(Saved entries)
--- BEGIN ---

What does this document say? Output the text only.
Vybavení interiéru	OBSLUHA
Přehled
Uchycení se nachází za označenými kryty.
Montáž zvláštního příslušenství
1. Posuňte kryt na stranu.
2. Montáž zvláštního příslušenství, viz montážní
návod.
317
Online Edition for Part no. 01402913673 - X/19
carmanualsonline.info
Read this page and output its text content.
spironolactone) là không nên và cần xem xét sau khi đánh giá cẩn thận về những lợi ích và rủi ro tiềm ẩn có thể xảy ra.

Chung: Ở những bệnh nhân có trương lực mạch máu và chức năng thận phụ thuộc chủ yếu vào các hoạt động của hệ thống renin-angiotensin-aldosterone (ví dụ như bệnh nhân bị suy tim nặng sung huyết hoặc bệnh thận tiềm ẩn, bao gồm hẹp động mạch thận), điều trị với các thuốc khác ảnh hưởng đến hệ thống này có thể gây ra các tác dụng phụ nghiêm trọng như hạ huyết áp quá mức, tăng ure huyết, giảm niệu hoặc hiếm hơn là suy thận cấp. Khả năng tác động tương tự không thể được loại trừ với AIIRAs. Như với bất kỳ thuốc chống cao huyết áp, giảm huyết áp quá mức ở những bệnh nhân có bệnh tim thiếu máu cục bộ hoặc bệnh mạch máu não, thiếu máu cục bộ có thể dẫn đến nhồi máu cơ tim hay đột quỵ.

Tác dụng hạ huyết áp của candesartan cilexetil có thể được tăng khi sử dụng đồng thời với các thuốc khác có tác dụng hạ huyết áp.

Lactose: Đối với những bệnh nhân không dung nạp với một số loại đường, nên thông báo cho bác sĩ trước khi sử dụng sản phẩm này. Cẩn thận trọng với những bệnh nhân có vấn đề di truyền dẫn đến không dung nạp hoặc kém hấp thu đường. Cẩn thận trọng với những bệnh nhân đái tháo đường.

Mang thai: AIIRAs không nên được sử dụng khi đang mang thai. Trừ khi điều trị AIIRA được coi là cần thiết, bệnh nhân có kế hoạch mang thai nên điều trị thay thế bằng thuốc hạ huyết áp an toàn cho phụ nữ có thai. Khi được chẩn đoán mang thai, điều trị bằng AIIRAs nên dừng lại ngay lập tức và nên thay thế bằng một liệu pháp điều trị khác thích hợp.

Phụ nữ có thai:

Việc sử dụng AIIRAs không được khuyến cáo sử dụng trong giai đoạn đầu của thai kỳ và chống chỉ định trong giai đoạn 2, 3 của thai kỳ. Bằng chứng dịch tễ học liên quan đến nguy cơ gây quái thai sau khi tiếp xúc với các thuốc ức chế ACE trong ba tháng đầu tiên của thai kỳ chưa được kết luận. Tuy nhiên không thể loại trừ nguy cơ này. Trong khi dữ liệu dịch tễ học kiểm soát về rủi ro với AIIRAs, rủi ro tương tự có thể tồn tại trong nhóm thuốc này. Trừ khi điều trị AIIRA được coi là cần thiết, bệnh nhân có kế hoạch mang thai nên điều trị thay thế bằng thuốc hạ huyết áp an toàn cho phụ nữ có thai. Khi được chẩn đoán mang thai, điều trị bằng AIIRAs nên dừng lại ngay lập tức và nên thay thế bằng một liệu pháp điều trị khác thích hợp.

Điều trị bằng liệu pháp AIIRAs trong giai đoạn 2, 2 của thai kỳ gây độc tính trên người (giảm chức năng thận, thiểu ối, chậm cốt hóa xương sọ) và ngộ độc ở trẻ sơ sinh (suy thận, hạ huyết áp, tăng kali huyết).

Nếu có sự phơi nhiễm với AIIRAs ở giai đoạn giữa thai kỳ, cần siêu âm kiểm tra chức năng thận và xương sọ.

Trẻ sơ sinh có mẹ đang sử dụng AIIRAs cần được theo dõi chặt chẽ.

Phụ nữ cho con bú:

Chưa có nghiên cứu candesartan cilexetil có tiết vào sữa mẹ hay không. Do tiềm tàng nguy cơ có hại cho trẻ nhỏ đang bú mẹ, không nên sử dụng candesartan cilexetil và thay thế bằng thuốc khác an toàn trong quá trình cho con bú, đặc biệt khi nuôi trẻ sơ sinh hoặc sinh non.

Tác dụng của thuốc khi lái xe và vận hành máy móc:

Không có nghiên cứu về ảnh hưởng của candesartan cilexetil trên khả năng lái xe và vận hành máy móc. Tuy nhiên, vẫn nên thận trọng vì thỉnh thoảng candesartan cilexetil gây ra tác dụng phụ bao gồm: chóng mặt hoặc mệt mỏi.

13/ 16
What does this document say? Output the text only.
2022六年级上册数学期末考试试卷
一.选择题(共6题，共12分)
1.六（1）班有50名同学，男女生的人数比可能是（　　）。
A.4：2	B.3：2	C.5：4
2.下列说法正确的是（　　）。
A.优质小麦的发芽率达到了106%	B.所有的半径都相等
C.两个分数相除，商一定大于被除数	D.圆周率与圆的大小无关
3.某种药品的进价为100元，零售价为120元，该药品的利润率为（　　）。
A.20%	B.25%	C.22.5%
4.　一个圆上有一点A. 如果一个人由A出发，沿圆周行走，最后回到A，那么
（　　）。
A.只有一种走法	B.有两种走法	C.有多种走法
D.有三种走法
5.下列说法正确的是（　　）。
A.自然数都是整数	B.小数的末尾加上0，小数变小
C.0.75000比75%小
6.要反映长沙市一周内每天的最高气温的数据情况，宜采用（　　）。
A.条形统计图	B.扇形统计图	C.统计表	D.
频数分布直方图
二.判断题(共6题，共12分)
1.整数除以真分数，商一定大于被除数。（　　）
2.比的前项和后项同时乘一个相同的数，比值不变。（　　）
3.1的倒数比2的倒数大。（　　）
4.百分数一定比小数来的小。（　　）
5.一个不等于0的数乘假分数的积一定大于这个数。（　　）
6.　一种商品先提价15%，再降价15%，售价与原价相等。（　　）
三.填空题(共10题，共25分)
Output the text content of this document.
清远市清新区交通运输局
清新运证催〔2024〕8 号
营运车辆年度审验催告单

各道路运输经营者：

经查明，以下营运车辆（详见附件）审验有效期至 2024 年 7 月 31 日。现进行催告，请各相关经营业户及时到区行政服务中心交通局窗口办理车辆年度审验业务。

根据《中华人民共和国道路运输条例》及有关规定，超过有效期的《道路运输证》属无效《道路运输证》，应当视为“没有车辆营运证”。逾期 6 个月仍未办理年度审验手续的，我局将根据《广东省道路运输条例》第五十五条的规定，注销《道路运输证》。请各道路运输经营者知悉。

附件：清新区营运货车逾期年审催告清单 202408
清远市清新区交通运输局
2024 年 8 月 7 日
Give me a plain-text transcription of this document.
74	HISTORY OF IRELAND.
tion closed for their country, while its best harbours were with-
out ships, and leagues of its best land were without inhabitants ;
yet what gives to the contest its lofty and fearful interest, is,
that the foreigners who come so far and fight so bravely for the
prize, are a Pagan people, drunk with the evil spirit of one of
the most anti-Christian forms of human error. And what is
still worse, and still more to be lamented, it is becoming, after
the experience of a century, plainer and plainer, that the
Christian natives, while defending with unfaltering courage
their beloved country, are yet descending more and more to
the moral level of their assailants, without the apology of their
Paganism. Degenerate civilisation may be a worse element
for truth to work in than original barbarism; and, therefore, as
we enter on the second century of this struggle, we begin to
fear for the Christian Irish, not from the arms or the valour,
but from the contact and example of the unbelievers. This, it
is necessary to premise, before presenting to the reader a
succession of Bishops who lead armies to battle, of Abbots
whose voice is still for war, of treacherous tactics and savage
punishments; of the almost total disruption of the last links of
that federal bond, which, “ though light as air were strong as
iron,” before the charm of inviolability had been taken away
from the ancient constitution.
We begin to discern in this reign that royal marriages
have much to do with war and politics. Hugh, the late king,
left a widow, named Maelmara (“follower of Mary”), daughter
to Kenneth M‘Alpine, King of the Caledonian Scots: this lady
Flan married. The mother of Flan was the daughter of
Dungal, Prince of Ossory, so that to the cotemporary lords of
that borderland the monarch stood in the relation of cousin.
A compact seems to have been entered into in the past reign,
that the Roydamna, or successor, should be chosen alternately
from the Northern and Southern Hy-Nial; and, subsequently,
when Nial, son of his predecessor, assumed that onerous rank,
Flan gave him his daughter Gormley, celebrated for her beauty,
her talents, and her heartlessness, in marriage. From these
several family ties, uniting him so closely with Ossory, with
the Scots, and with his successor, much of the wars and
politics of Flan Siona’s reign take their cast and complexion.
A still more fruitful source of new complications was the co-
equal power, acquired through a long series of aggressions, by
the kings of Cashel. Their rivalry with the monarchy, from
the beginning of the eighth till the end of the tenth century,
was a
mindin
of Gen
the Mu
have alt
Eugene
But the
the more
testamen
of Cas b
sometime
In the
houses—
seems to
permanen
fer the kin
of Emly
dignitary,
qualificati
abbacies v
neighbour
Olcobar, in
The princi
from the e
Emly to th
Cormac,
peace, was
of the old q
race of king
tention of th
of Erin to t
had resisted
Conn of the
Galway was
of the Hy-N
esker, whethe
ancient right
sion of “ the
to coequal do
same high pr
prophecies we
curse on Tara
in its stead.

--- END ---

CHALLENGE:
Look through the entries and work out how many lines have the word "content" in them; reply with that number only.

CORRECT ANSWER:
2